[START]
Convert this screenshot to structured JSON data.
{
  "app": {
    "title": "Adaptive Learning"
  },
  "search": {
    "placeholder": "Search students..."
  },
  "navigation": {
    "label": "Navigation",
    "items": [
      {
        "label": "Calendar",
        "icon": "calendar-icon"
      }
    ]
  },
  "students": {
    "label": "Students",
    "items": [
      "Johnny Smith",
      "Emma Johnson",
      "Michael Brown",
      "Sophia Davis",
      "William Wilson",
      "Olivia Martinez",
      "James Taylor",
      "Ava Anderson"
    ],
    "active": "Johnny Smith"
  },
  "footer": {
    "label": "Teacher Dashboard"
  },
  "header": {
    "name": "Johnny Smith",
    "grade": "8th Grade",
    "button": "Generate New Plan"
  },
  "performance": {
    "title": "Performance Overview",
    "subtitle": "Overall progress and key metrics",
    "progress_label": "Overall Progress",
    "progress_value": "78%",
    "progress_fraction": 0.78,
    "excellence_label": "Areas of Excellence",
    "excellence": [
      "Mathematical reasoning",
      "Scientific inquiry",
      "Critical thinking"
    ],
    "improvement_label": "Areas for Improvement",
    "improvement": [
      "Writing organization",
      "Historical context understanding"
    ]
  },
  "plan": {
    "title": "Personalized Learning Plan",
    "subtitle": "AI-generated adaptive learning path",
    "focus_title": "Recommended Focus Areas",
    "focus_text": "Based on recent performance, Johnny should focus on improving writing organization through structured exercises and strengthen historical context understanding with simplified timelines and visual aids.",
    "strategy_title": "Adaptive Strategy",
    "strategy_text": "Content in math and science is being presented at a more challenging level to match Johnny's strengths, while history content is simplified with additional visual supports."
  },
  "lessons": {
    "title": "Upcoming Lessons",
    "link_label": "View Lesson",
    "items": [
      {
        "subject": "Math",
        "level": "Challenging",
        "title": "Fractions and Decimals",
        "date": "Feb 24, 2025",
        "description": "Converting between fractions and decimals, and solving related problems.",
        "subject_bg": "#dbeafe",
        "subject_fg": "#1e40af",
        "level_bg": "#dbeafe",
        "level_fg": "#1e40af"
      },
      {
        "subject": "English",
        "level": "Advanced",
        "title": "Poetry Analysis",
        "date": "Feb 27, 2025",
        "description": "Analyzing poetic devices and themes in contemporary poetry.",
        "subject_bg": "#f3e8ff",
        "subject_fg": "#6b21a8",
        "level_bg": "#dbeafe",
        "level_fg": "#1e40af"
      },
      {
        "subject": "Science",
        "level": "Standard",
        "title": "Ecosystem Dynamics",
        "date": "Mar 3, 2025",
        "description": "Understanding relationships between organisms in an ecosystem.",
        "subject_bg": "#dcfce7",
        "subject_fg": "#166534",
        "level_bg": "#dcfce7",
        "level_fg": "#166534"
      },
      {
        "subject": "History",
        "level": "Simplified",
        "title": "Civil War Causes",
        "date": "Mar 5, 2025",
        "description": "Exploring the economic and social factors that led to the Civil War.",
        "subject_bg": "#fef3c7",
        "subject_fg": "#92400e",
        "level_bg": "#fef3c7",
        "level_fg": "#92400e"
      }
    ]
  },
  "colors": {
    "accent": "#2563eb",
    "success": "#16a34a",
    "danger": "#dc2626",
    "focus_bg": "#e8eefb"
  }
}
[END]
[START]
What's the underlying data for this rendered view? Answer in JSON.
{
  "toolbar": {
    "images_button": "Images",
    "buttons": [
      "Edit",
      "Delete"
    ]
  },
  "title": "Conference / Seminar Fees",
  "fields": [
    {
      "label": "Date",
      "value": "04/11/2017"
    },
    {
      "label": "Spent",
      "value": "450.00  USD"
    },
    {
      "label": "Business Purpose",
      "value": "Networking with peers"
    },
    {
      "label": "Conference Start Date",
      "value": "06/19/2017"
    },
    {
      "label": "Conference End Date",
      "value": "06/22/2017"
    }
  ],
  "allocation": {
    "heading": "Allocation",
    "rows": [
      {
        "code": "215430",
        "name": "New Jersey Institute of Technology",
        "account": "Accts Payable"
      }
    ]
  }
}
[END]
YOUR GOAL
Isolate each line of the listing above that includes "Overall". Copy it.

RESULT
    "subtitle": "Overall progress and key metrics",
    "progress_label": "Overall Progress",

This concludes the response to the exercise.